__What is expected__
Can all of these lines be returned exactly?

__Record extracts__
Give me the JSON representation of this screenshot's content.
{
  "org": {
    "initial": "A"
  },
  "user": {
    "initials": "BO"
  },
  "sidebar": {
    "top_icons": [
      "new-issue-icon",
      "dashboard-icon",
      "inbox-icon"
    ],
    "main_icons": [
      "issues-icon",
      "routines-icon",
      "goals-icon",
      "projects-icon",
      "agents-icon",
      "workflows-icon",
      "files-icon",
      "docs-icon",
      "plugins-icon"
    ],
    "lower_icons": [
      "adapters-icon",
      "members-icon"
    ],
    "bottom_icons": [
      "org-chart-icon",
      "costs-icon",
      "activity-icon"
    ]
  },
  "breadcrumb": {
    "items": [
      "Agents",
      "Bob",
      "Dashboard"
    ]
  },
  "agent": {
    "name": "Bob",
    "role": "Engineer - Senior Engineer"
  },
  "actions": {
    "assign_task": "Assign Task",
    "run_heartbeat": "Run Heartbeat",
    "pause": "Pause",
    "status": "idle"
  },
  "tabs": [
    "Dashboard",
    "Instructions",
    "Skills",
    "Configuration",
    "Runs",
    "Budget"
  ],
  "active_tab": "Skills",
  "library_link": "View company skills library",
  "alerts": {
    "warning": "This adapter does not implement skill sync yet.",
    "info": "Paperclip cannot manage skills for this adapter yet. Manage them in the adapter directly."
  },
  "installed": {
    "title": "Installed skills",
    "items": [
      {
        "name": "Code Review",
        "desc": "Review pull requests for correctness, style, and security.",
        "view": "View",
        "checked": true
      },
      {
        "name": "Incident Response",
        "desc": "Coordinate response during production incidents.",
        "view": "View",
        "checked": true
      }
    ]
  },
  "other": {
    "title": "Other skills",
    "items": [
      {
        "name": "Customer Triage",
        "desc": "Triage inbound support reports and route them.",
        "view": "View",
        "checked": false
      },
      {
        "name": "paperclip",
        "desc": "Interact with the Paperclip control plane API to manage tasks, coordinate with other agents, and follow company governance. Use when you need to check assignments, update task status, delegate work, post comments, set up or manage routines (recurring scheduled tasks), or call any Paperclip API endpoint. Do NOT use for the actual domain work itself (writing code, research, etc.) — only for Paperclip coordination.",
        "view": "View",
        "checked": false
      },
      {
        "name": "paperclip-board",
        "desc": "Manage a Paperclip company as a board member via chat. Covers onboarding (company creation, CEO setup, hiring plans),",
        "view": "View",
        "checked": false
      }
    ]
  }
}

__Complete response__
Give me the JSON representation of this screenshot's content.
{
  "org": {
    "initial": "A"
  },
  "user": {
    "initials": "BO"
  },
  "sidebar": {
    "top_icons": [
      "new-issue-icon",
      "dashboard-icon",
      "inbox-icon"
    ],
    "main_icons": [
      "issues-icon",
      "routines-icon",
      "goals-icon",
      "projects-icon",
      "agents-icon",
      "workflows-icon",
      "files-icon",
      "docs-icon",
      "plugins-icon"
    ],
    "lower_icons": [
      "adapters-icon",
      "members-icon"
    ],
    "bottom_icons": [
      "org-chart-icon",
      "costs-icon",
      "activity-icon"
    ]
  },
  "breadcrumb": {
    "items": [
      "Agents",
      "Bob",
      "Dashboard"
    ]
  },
  "agent": {
    "name": "Bob",
    "role": "Engineer - Senior Engineer"
  },
  "actions": {
    "assign_task": "Assign Task",
    "run_heartbeat": "Run Heartbeat",
    "pause": "Pause",
    "status": "idle"
  },
  "tabs": [
    "Dashboard",
    "Instructions",
    "Skills",
    "Configuration",
    "Runs",
    "Budget"
  ],
  "active_tab": "Skills",
  "library_link": "View company skills library",
  "alerts": {
    "warning": "This adapter does not implement skill sync yet.",
    "info": "Paperclip cannot manage skills for this adapter yet. Manage them in the adapter directly."
  },
  "installed": {
    "title": "Installed skills",
    "items": [
      {
        "name": "Code Review",
        "desc": "Review pull requests for correctness, style, and security.",
        "view": "View",
        "checked": true
      },
      {
        "name": "Incident Response",
        "desc": "Coordinate response during production incidents.",
        "view": "View",
        "checked": true
      }
    ]
  },
  "other": {
    "title": "Other skills",
    "items": [
      {
        "name": "Customer Triage",
        "desc": "Triage inbound support reports and route them.",
        "view": "View",
        "checked": false
      },
      {
        "name": "paperclip",
        "desc": "Interact with the Paperclip control plane API to manage tasks, coordinate with other agents, and follow company governance. Use when you need to check assignments, update task status, delegate work, post comments, set up or manage routines (recurring scheduled tasks), or call any Paperclip API endpoint. Do NOT use for the actual domain work itself (writing code, research, etc.) — only for Paperclip coordination.",
        "view": "View",
        "checked": false
      },
      {
        "name": "paperclip-board",
        "desc": "Manage a Paperclip company as a board member via chat. Covers onboarding (company creation, CEO setup, hiring plans),",
        "view": "View",
        "checked": false
      }
    ]
  }
}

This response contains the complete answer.